• **Page extract**
►

CUPERTINO, California—February 15, 2011—Apple® today announced a new subscription service available to all publishers of content-based apps on the App Store℠, including magazines, newspapers, video, music, etc. This is the same innovative digital subscription billing service that Apple recently launched with News Corp.’s “The Daily” app.

Cupertino is where Apple is headquartered. Cupertino is headquartered in California. At least today, Feb. 15. (Note to journalism students: this is called a dateline, despite its emphasis on place.)

Subscriptions purchased from within the App Store will be sold using the same App Store billing system that has been used to buy billions of apps and In-App Purchases. Publishers set the price and length of subscription (weekly, monthly, bi-monthly, quarterly, bi-yearly or yearly). Then with one-click, customers pick the length of subscription and are automatically charged based on their chosen length of commitment (weekly, monthly, etc.). Customers can review and manage all of their subscriptions from their personal account page, including canceling the automatic renewal of a subscription. Apple processes all payments, keeping the same 30 percent share that it does today for other In-App Purchases.

◄

• **Exercise materials**
►

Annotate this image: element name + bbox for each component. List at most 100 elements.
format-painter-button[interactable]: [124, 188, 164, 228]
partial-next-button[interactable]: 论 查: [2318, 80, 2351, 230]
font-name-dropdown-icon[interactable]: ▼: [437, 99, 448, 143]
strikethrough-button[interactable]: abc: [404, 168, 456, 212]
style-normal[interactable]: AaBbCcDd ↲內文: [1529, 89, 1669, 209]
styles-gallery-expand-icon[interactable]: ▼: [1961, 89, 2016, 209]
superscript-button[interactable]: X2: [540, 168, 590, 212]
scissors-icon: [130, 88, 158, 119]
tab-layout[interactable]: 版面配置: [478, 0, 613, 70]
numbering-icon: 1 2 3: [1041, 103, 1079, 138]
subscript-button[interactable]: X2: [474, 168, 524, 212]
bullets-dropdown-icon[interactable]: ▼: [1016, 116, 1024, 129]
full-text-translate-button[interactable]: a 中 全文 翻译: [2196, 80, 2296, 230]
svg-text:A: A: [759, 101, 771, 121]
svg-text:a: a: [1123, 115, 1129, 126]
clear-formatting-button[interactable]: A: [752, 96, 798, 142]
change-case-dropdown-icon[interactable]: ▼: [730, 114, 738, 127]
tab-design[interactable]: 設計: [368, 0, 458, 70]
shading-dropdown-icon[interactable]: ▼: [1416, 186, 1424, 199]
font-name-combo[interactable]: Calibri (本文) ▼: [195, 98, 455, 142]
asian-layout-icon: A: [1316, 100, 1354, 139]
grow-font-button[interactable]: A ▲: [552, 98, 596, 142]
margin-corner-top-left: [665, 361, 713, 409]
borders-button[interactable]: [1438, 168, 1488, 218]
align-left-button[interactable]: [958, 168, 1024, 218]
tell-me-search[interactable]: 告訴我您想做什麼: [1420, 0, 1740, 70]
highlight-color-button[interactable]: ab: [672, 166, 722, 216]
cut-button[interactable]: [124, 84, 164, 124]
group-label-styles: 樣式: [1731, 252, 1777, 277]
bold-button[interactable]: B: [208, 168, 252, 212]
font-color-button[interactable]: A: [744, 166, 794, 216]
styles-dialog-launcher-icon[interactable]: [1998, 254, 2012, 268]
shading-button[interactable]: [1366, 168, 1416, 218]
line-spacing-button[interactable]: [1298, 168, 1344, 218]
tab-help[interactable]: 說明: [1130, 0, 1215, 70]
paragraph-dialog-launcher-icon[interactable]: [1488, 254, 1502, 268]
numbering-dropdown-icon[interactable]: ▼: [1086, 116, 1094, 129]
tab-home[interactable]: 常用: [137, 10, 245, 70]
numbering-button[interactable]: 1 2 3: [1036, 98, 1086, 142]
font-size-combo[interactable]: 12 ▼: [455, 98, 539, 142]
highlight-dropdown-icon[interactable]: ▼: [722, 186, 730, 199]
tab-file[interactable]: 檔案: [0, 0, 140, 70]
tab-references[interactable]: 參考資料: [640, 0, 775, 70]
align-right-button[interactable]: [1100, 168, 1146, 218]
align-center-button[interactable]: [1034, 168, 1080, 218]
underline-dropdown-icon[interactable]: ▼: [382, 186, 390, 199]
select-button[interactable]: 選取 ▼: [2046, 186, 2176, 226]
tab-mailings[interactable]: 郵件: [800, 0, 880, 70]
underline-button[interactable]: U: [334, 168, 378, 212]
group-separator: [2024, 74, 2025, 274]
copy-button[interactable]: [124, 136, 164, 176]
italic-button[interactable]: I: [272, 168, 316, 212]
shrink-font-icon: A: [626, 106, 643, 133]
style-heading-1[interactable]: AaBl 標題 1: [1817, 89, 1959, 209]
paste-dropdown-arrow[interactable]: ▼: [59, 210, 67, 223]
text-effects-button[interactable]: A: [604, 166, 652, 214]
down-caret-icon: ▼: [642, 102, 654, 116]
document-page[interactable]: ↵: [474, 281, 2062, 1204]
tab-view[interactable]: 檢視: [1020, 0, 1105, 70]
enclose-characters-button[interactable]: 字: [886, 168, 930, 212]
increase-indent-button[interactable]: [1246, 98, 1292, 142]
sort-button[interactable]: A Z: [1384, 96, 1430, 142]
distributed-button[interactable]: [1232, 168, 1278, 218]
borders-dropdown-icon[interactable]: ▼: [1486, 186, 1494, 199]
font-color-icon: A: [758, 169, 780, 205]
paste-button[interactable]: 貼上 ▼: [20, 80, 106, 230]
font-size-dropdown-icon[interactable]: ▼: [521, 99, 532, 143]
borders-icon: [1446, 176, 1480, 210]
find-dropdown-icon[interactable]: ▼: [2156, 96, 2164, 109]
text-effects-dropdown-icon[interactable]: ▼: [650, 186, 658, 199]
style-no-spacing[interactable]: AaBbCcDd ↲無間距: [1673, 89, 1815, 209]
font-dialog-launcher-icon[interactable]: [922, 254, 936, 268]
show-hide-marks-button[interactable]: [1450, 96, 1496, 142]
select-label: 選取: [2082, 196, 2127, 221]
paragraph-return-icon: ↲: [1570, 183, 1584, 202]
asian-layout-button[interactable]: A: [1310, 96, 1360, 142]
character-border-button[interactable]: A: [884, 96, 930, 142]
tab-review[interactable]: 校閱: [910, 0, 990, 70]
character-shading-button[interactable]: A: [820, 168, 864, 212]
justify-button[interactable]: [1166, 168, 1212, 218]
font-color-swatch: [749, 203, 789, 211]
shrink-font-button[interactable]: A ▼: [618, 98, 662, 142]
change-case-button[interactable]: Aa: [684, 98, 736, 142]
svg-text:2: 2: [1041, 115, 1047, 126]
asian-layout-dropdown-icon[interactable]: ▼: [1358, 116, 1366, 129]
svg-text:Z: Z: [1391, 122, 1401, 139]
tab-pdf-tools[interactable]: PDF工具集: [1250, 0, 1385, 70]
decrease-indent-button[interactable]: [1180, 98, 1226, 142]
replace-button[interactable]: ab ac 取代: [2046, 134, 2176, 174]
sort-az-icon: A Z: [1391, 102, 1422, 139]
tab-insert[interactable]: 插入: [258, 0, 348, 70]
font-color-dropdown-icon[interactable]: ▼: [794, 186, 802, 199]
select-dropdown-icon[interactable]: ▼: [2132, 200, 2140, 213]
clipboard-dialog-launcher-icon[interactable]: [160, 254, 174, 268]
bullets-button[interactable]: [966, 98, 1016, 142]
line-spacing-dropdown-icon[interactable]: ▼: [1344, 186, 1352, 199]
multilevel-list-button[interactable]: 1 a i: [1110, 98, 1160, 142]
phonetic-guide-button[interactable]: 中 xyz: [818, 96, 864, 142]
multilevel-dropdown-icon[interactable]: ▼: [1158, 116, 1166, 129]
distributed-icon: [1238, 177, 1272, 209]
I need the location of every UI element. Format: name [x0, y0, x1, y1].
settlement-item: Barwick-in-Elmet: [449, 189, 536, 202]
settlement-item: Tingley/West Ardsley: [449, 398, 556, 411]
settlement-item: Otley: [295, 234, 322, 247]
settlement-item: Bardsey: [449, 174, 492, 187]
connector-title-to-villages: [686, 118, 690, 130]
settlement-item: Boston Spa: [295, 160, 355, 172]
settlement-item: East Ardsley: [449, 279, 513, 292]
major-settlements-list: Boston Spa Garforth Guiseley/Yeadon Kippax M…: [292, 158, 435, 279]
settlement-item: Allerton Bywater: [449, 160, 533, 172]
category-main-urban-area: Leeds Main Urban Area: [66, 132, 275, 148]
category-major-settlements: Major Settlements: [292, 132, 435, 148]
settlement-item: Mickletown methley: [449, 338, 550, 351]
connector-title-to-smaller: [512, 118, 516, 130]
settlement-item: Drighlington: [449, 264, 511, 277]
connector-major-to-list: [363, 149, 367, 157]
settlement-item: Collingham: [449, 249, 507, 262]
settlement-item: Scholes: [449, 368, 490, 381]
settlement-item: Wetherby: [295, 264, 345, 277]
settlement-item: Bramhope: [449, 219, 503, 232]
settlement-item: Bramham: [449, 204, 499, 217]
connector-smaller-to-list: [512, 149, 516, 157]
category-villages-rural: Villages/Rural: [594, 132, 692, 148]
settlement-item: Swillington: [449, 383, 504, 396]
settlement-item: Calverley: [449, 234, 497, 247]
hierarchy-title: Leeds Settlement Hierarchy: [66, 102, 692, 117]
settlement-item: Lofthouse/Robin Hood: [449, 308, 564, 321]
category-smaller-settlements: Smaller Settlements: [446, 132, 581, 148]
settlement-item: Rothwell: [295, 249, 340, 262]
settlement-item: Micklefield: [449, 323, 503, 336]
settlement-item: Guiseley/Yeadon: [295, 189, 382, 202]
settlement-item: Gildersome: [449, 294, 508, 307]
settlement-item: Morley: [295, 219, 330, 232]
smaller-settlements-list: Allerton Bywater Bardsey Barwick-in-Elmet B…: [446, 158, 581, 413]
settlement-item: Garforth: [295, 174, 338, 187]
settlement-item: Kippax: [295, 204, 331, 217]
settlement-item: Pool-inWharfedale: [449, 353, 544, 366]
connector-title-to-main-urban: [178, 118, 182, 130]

◄

• **Instruction 1**
Please quote the records from their first line through the line containing "scissors-icon: [130, 88, 158, 119]", including both of those lines.
• **Instruction 2**
Extend the passage on Apple's subscription service by writing what comes after its final sentence.
The passage on Apple's subscription service and the records are unrelated to each other.

• **Reply 1**
Annotate this image: element name + bbox for each component. List at most 100 elements.
format-painter-button[interactable]: [124, 188, 164, 228]
partial-next-button[interactable]: 论 查: [2318, 80, 2351, 230]
font-name-dropdown-icon[interactable]: ▼: [437, 99, 448, 143]
strikethrough-button[interactable]: abc: [404, 168, 456, 212]
style-normal[interactable]: AaBbCcDd ↲內文: [1529, 89, 1669, 209]
styles-gallery-expand-icon[interactable]: ▼: [1961, 89, 2016, 209]
superscript-button[interactable]: X2: [540, 168, 590, 212]
scissors-icon: [130, 88, 158, 119]

• **Reply 2**
Apple continues to try branding generics (note the capital letters): App Store, In-App Purchases, Publishers, Customers. Don’t try to use these terms without Apple’s permission. One-click is, apparently, a compound adjective and different than a single click in Apple’s usage. Apple likely didn’t call it One Click because Amazon has patented the amazing innovation that is clicking a button to buy something. And I’m still unclear about who picks the length of the subscription: the publisher or the consumer.

“Our philosophy is simple—when Apple brings a new subscriber to the app, Apple earns a 30 percent share; when the publisher brings an existing or new subscriber to the app, the publisher keeps 100 percent and Apple earns nothing,” said Steve Jobs, Apple’s CEO. “All we require is that, if a publisher is making a subscription offer outside of the app, the same (or better) offer be made inside the app, so that customers can easily subscribe with one-click right in the app. We believe that this innovative subscription service will provide publishers with a brand new opportunity to expand digital access to their content onto the iPad, iPod touch and iPhone, delighting both new and existing subscribers.”

Nearly a third of a subscription price seems like a hefty amount to charge publishers for reselling subscriptions. Maybe junior-high students would be pleased with such a cut (in my day, we were given little colored cotton balls with feet and eyes glued on). But don’t worry, it’s just a philosophy so — oh it’s a take-it-or-leave it philosophy? Hmmm. Don’t forget, subscribing for things is innovative. Or maybe it’s just the charging for subscriptions? Or maybe that’s just a word Apple likes to attach to as many things it does as possible.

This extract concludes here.